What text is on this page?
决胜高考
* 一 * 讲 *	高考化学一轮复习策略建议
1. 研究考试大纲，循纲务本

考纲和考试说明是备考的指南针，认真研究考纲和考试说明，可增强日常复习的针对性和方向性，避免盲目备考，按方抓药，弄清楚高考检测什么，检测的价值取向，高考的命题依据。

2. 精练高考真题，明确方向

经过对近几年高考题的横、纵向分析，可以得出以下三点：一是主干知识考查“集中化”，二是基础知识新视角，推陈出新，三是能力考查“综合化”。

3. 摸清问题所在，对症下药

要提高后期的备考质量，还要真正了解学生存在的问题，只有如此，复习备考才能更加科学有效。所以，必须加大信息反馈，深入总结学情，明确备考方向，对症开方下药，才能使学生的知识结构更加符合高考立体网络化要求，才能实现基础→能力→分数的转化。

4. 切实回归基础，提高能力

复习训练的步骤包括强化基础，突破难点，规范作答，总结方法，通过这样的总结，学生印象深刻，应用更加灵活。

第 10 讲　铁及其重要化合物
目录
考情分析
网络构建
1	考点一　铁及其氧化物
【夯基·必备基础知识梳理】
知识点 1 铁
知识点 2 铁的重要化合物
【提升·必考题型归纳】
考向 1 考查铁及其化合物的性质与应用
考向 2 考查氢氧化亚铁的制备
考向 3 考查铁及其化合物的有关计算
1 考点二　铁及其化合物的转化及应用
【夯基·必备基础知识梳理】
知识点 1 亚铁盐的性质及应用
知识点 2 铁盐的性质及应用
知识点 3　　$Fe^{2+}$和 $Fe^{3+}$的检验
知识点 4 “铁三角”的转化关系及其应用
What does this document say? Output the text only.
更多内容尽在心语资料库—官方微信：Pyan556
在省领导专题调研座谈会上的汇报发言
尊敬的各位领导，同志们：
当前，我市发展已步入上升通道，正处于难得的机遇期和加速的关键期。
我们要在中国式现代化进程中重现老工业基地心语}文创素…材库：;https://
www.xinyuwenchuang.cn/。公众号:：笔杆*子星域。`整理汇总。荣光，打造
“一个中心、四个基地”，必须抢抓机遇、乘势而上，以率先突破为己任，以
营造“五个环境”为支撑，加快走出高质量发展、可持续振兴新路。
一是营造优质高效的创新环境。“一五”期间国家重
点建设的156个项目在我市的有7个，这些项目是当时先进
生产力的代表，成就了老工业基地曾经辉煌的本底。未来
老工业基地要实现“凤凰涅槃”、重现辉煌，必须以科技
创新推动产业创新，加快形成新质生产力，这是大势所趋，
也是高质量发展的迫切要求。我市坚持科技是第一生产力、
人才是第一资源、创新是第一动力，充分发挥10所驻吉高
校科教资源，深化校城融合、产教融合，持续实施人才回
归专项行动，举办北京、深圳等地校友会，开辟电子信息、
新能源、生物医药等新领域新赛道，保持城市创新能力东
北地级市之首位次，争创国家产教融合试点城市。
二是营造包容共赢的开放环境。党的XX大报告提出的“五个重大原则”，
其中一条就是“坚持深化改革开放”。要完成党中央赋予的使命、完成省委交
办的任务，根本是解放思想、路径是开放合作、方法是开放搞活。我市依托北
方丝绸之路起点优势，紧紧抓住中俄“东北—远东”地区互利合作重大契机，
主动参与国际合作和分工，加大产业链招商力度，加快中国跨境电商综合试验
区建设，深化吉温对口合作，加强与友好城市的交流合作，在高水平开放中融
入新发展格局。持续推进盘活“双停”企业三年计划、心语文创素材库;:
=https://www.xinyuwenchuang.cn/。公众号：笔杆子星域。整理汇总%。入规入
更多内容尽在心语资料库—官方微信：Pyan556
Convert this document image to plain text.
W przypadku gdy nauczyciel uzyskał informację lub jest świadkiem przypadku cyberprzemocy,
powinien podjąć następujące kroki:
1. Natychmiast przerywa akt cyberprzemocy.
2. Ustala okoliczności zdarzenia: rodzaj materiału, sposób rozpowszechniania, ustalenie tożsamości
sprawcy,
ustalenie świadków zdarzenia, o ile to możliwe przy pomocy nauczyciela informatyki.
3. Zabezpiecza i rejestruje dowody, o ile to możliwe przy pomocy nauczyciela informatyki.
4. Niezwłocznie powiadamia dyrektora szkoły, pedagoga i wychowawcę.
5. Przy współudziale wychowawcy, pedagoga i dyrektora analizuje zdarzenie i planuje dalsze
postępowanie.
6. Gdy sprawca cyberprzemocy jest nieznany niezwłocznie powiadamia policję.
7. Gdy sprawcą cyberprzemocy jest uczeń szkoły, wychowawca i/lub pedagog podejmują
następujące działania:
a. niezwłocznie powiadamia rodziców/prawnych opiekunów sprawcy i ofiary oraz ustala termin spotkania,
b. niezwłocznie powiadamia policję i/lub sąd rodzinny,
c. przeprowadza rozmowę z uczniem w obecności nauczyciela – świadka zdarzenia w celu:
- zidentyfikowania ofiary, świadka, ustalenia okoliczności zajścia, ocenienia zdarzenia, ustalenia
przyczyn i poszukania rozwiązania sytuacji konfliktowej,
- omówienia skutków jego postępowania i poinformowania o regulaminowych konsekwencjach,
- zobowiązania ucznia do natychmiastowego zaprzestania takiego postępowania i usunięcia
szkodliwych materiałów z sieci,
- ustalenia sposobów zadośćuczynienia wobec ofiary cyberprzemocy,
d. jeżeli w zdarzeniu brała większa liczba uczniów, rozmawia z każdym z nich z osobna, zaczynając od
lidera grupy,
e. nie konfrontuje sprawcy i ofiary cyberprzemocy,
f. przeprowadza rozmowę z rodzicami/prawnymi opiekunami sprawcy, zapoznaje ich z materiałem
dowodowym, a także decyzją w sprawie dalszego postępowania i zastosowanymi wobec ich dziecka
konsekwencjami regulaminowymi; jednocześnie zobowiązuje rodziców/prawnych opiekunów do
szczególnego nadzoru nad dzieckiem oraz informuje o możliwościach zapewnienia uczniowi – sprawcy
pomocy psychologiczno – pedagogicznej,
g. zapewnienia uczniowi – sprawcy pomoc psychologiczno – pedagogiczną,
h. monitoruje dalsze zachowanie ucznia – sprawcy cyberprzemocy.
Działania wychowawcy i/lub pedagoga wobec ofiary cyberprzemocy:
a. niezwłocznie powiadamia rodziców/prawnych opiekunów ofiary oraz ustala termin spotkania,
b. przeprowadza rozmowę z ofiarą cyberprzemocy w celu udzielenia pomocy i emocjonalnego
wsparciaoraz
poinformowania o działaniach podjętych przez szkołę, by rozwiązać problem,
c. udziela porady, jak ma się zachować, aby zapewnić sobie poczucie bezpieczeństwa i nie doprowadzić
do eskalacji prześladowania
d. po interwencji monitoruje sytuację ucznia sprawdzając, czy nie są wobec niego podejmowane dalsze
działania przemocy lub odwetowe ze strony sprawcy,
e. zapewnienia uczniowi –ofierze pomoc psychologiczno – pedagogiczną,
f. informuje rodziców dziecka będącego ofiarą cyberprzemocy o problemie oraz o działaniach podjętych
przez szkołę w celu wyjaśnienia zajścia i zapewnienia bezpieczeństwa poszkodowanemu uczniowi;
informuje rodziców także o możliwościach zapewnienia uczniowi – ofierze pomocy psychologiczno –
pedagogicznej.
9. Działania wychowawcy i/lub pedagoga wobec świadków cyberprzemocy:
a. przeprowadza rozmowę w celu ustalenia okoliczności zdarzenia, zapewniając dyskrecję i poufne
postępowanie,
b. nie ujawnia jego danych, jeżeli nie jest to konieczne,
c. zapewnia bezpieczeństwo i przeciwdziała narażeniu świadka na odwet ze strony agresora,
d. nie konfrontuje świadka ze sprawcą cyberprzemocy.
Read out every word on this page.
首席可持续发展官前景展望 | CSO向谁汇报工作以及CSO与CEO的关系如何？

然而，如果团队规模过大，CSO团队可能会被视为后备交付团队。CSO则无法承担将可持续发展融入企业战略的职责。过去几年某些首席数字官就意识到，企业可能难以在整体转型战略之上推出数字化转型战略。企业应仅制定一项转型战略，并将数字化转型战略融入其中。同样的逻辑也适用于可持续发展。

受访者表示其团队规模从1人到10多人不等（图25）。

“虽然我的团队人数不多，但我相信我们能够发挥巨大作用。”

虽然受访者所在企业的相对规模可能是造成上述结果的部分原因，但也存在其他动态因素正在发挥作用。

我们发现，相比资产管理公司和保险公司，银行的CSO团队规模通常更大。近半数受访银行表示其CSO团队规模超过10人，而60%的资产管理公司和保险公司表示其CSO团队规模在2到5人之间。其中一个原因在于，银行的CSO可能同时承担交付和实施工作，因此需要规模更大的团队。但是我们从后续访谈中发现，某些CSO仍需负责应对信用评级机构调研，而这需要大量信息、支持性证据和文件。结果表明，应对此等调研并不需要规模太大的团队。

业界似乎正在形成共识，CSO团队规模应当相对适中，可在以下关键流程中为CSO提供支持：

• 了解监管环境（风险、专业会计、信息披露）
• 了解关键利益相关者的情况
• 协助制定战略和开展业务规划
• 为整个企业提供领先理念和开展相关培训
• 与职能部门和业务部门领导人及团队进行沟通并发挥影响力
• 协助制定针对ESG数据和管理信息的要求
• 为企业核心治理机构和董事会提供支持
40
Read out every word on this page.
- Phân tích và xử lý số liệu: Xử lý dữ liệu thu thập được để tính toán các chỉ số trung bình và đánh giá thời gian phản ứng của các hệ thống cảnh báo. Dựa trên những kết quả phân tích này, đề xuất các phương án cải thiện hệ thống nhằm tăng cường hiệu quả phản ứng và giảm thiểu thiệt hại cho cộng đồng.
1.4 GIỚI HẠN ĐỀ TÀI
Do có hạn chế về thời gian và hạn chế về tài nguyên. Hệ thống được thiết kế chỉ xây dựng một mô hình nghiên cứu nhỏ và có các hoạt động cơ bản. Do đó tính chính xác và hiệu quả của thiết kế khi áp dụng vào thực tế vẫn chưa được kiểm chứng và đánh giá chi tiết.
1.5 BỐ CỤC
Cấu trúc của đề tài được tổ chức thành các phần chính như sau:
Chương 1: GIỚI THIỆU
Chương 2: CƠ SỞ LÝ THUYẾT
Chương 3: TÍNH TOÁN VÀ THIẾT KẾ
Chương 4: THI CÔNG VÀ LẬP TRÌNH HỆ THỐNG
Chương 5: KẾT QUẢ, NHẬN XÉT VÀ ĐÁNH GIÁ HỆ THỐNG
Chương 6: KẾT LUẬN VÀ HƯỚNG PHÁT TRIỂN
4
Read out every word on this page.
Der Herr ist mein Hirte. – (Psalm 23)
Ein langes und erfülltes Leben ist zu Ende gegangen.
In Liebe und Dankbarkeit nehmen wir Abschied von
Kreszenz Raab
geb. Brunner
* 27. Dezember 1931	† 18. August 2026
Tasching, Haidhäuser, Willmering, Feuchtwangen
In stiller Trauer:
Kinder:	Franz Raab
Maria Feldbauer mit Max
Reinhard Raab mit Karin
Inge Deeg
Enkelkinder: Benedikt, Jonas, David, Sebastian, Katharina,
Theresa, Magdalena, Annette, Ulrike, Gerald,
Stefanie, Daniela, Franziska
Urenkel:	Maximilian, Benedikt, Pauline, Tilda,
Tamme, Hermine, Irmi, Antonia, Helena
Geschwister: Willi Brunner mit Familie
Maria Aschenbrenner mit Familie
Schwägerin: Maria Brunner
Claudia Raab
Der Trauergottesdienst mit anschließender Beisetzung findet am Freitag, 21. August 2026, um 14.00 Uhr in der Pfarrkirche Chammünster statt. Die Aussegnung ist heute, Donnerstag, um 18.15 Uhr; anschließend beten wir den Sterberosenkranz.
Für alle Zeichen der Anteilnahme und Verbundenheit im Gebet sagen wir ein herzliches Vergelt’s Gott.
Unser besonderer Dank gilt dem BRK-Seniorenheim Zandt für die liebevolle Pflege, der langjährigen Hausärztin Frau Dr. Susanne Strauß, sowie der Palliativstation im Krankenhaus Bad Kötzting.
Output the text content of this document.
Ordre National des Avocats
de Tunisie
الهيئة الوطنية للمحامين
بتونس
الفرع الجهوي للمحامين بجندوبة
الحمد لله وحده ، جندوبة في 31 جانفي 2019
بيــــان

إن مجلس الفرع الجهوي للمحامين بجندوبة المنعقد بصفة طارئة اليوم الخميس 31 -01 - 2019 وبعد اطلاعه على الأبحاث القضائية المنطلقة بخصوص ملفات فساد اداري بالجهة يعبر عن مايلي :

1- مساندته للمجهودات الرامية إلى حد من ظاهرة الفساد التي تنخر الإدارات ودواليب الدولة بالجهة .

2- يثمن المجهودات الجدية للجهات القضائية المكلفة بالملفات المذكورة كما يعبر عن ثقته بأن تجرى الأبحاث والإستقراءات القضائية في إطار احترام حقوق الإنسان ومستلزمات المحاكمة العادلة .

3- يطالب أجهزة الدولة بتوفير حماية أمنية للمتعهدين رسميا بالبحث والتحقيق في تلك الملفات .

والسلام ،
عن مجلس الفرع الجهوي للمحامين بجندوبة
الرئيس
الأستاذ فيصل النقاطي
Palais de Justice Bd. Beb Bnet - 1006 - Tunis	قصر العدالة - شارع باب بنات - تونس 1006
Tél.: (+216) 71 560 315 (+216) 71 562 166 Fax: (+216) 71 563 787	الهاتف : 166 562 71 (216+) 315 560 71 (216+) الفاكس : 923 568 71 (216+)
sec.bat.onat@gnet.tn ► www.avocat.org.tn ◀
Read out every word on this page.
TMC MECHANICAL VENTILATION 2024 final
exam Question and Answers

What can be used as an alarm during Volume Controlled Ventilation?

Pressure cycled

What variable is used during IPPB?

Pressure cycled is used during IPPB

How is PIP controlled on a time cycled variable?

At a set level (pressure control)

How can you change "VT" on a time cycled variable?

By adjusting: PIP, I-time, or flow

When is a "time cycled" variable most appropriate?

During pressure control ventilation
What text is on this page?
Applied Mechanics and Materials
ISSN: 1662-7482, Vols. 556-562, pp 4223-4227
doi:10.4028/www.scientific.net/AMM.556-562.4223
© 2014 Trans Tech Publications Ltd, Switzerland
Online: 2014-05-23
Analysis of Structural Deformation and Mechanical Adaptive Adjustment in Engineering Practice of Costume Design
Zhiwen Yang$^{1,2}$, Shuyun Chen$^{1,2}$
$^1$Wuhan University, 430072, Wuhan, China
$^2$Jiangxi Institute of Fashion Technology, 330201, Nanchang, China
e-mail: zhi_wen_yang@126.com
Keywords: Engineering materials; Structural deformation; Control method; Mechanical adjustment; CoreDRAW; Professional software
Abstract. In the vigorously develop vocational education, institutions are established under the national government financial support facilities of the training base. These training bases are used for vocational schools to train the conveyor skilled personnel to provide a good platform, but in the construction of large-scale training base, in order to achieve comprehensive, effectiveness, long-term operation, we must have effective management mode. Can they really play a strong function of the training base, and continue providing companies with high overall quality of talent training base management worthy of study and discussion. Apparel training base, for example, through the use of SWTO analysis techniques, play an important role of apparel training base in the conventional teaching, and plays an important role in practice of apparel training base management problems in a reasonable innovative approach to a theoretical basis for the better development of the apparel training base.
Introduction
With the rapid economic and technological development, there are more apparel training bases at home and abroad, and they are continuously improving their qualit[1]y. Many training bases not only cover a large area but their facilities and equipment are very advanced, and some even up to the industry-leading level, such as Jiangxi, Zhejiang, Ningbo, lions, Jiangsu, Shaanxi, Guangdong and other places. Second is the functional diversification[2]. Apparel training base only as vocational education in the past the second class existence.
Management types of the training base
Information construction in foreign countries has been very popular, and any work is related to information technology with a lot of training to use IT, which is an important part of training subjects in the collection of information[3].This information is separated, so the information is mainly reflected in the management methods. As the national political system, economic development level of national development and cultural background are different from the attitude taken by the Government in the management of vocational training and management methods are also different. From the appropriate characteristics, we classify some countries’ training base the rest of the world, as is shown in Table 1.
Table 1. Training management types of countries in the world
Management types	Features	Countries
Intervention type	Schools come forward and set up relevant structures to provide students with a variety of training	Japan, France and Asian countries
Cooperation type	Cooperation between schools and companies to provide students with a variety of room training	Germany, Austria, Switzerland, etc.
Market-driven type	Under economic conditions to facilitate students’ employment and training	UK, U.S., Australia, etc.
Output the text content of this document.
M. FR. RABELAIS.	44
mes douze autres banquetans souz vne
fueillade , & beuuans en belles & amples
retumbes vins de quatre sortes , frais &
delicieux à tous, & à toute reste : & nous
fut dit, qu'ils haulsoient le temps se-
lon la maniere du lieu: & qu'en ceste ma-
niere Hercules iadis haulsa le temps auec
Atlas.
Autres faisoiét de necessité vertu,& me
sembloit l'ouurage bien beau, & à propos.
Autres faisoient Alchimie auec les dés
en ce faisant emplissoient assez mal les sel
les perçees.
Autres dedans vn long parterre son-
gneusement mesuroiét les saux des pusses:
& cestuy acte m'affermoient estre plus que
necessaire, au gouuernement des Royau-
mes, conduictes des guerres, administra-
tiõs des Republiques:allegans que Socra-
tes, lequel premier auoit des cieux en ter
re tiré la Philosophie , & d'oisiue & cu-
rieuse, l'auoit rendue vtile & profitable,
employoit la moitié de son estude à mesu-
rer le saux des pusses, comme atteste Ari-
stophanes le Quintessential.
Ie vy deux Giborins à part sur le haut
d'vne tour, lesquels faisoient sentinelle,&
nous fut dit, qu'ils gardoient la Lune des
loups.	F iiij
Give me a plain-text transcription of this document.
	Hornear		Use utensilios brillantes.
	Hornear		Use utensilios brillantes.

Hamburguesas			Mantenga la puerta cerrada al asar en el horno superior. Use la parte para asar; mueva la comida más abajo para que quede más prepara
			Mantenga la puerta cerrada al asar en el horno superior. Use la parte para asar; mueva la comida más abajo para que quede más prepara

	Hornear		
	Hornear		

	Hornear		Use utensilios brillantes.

________

Problem requirements: Using the records above, select and copy every line that has the word "types".

Written reply:
Management types of the training base
Table 1. Training management types of countries in the world
Management types	Features	Countries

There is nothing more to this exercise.